What the exercise asks: Check every line below for the word "true" and copy the ones that have it.

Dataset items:
※

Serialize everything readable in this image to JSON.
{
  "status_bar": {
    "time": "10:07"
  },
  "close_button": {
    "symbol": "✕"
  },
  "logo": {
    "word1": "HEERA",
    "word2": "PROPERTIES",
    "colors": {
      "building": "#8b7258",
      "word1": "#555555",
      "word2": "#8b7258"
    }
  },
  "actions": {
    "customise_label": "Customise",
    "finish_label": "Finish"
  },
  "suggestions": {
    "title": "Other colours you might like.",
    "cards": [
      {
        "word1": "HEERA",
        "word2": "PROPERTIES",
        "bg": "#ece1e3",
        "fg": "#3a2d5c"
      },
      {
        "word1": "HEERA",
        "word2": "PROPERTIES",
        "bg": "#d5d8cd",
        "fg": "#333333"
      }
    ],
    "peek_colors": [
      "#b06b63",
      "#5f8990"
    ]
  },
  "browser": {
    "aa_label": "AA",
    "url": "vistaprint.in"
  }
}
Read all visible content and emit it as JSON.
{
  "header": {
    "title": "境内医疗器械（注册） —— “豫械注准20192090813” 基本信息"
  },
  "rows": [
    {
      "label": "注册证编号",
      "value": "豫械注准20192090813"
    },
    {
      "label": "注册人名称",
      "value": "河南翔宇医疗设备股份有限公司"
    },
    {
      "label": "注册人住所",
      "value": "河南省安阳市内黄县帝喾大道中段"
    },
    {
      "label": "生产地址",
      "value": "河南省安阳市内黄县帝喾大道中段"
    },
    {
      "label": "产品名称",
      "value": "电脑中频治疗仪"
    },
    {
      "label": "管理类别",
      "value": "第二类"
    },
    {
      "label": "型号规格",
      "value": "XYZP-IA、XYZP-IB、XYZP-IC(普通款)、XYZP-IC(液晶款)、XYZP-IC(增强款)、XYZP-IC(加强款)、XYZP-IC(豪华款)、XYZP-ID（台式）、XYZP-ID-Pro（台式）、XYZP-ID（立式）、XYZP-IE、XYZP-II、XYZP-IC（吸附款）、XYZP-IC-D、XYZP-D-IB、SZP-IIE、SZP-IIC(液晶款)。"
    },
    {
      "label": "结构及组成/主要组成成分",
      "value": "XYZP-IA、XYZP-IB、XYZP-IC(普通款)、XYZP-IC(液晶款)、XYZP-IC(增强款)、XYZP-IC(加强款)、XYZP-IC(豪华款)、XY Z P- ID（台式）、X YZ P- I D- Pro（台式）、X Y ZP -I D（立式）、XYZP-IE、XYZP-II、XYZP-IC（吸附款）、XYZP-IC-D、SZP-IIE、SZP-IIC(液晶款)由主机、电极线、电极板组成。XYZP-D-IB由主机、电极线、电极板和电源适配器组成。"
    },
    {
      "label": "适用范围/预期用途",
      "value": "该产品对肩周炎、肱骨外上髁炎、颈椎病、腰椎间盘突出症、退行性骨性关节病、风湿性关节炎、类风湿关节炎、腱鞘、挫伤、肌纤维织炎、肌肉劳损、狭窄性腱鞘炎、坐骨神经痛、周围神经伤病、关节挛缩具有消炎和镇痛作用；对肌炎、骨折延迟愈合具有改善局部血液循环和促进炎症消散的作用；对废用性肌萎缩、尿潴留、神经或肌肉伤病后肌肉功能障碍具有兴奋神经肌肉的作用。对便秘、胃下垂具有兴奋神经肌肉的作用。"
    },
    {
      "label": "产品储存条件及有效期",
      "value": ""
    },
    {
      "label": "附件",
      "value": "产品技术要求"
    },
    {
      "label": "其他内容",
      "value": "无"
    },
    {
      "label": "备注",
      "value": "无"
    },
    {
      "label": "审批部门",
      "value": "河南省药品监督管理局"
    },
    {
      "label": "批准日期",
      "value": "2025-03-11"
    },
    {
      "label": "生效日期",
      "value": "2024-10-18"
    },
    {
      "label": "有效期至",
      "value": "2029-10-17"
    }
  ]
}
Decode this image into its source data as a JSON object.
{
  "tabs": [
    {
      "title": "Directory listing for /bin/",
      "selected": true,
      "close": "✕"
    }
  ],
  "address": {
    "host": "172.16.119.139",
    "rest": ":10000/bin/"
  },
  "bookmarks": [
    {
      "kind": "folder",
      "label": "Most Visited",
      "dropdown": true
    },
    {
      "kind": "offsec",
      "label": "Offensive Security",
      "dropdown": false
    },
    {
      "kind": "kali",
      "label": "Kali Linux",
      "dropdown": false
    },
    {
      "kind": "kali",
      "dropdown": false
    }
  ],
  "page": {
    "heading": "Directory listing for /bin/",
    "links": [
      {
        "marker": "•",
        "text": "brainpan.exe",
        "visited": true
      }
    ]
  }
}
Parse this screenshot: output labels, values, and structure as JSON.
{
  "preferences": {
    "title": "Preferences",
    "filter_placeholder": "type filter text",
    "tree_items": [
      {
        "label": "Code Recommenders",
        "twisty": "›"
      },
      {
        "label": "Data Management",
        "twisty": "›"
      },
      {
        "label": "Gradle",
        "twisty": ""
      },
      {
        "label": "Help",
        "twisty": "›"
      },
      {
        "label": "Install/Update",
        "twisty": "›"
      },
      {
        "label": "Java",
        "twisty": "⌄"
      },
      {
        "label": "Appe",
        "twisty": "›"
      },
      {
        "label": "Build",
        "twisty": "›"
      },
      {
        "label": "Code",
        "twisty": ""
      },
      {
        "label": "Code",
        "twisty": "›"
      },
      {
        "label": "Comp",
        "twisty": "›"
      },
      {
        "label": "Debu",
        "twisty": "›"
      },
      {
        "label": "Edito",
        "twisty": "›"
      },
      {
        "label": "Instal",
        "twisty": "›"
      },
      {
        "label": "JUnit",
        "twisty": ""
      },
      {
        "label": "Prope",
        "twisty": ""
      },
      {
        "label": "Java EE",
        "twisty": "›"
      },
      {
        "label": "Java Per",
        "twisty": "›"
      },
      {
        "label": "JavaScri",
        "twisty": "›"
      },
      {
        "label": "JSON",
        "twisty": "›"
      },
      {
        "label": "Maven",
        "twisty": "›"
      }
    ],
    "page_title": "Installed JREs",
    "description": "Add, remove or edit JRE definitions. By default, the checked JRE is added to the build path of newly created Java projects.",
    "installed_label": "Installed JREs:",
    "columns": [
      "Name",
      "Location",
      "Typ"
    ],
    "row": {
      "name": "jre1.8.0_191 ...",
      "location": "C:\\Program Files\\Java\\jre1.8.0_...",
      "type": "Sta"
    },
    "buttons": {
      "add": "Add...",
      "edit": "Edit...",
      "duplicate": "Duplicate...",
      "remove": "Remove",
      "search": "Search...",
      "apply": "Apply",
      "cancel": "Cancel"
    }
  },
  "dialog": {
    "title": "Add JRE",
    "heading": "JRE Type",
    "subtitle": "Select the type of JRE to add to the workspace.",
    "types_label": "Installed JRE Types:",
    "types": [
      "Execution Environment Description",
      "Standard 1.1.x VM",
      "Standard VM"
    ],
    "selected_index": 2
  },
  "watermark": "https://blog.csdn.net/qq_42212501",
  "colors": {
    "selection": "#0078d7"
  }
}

※

Result of this exercise:
      "selected": true,
      "dropdown": true
        "visited": true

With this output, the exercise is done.